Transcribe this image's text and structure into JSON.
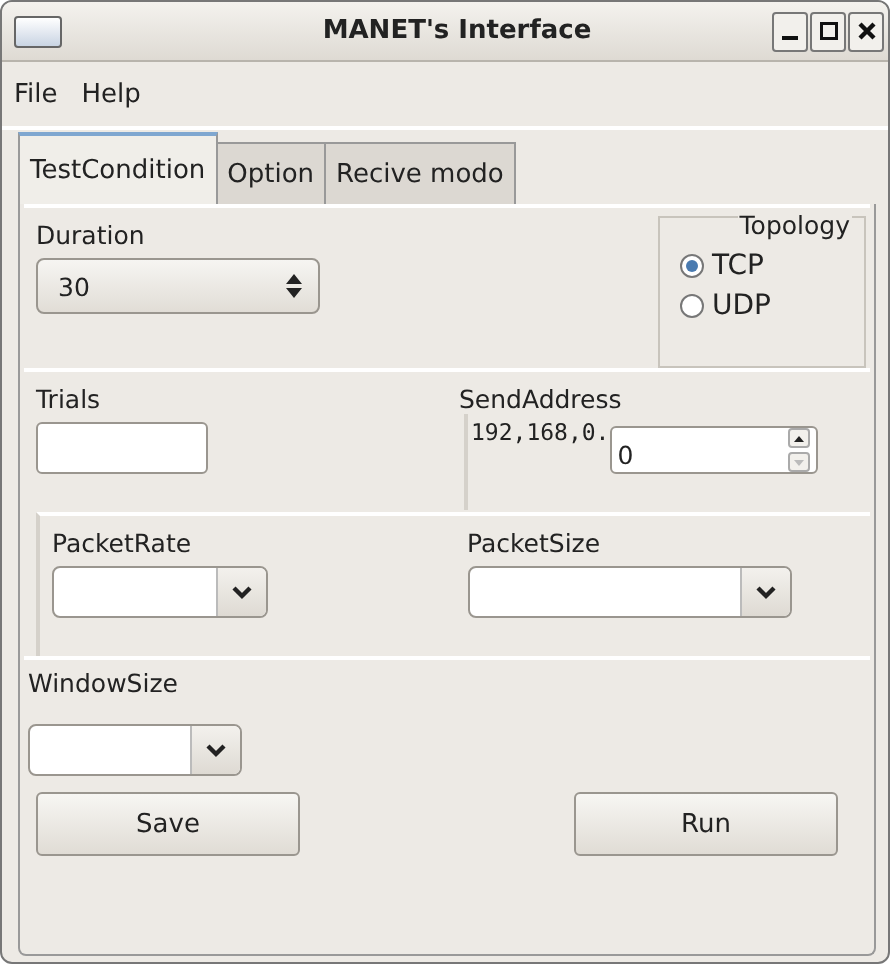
{
  "window": {
    "title": "MANET's Interface"
  },
  "menu": [
    "File",
    "Help"
  ],
  "tabs": [
    {
      "label": "TestCondition",
      "selected": true
    },
    {
      "label": "Option",
      "selected": false
    },
    {
      "label": "Recive modo",
      "selected": false
    }
  ],
  "duration": {
    "label": "Duration",
    "value": "30"
  },
  "topology": {
    "title": "Topology",
    "options": [
      {
        "label": "TCP",
        "selected": true
      },
      {
        "label": "UDP",
        "selected": false
      }
    ]
  },
  "trials": {
    "label": "Trials"
  },
  "send_address": {
    "label": "SendAddress",
    "prefix": "192,168,0.",
    "value": "0"
  },
  "packet_rate": {
    "label": "PacketRate"
  },
  "packet_size": {
    "label": "PacketSize"
  },
  "window_size": {
    "label": "WindowSize"
  },
  "buttons": [
    "Save",
    "Run"
  ]
}
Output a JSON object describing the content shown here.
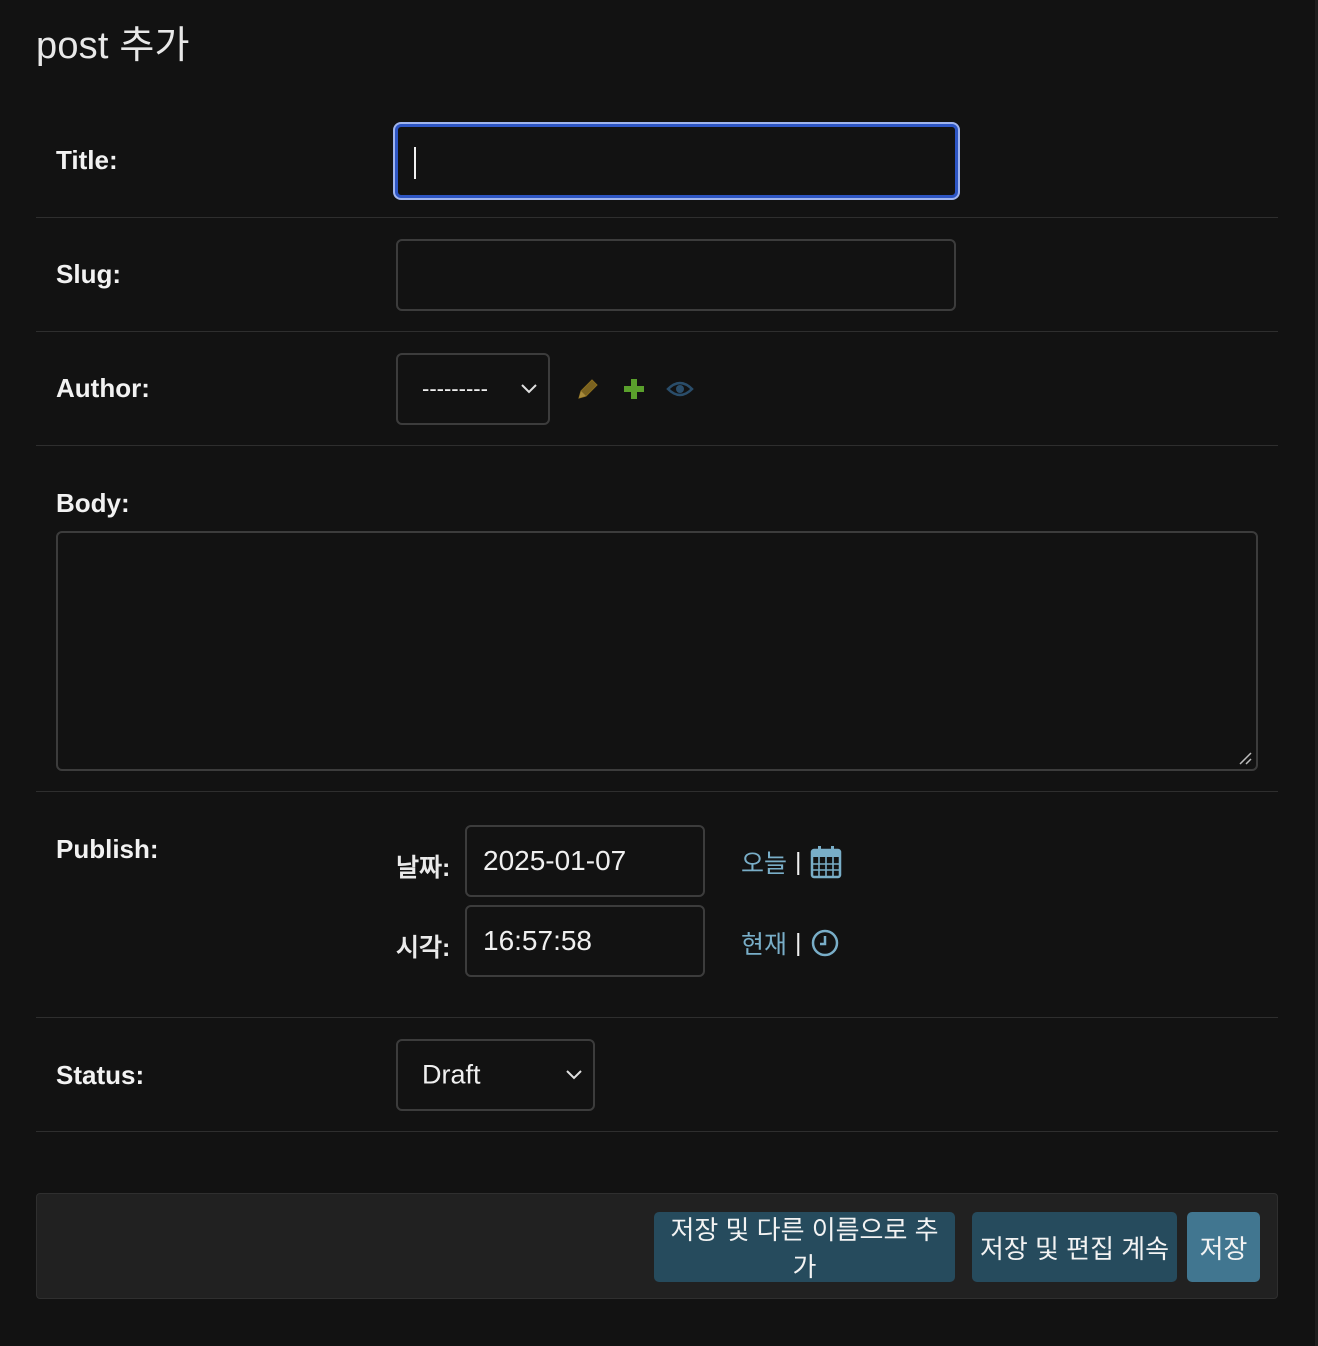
{
  "page_title": "post 추가",
  "form": {
    "title": {
      "label": "Title:",
      "value": ""
    },
    "slug": {
      "label": "Slug:",
      "value": ""
    },
    "author": {
      "label": "Author:",
      "selected": "---------",
      "icons": {
        "change": "pencil-icon",
        "add": "plus-icon",
        "view": "eye-icon"
      }
    },
    "body": {
      "label": "Body:",
      "value": ""
    },
    "publish": {
      "label": "Publish:",
      "date_label": "날짜:",
      "date_value": "2025-01-07",
      "today_link": "오늘",
      "time_label": "시각:",
      "time_value": "16:57:58",
      "now_link": "현재",
      "separator": "|",
      "icons": {
        "calendar": "calendar-icon",
        "clock": "clock-icon"
      }
    },
    "status": {
      "label": "Status:",
      "selected": "Draft"
    }
  },
  "submit": {
    "save_add_another": "저장 및 다른 이름으로 추가",
    "save_continue": "저장 및 편집 계속",
    "save": "저장"
  },
  "colors": {
    "background": "#121212",
    "link": "#79aec8",
    "primary_button": "#417690",
    "secondary_button": "#264b5d",
    "focus_border": "#2d55c4",
    "add_icon": "#5aa02c",
    "change_icon": "#8a6d1e",
    "view_icon": "#2a4d6a"
  }
}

++++++

**Stated goal:**
Copy out all the data exactly; skip the pictures.

**Solution:**
Transcribe this image's text and structure into JSON.
{
  "window": {
    "title": "MANET's Interface"
  },
  "menu": [
    "File",
    "Help"
  ],
  "tabs": [
    {
      "label": "TestCondition",
      "selected": true
    },
    {
      "label": "Option",
      "selected": false
    },
    {
      "label": "Recive modo",
      "selected": false
    }
  ],
  "duration": {
    "label": "Duration",
    "value": "30"
  },
  "topology": {
    "title": "Topology",
    "options": [
      {
        "label": "TCP",
        "selected": true
      },
      {
        "label": "UDP",
        "selected": false
      }
    ]
  },
  "trials": {
    "label": "Trials"
  },
  "send_address": {
    "label": "SendAddress",
    "prefix": "192,168,0.",
    "value": "0"
  },
  "packet_rate": {
    "label": "PacketRate"
  },
  "packet_size": {
    "label": "PacketSize"
  },
  "window_size": {
    "label": "WindowSize"
  },
  "buttons": [
    "Save",
    "Run"
  ]
}
Output a JSON object describing the content shown here.
{
  "page_title": "post 추가",
  "form": {
    "title": {
      "label": "Title:",
      "value": ""
    },
    "slug": {
      "label": "Slug:",
      "value": ""
    },
    "author": {
      "label": "Author:",
      "selected": "---------",
      "icons": {
        "change": "pencil-icon",
        "add": "plus-icon",
        "view": "eye-icon"
      }
    },
    "body": {
      "label": "Body:",
      "value": ""
    },
    "publish": {
      "label": "Publish:",
      "date_label": "날짜:",
      "date_value": "2025-01-07",
      "today_link": "오늘",
      "time_label": "시각:",
      "time_value": "16:57:58",
      "now_link": "현재",
      "separator": "|",
      "icons": {
        "calendar": "calendar-icon",
        "clock": "clock-icon"
      }
    },
    "status": {
      "label": "Status:",
      "selected": "Draft"
    }
  },
  "submit": {
    "save_add_another": "저장 및 다른 이름으로 추가",
    "save_continue": "저장 및 편집 계속",
    "save": "저장"
  },
  "colors": {
    "background": "#121212",
    "link": "#79aec8",
    "primary_button": "#417690",
    "secondary_button": "#264b5d",
    "focus_border": "#2d55c4",
    "add_icon": "#5aa02c",
    "change_icon": "#8a6d1e",
    "view_icon": "#2a4d6a"
  }
}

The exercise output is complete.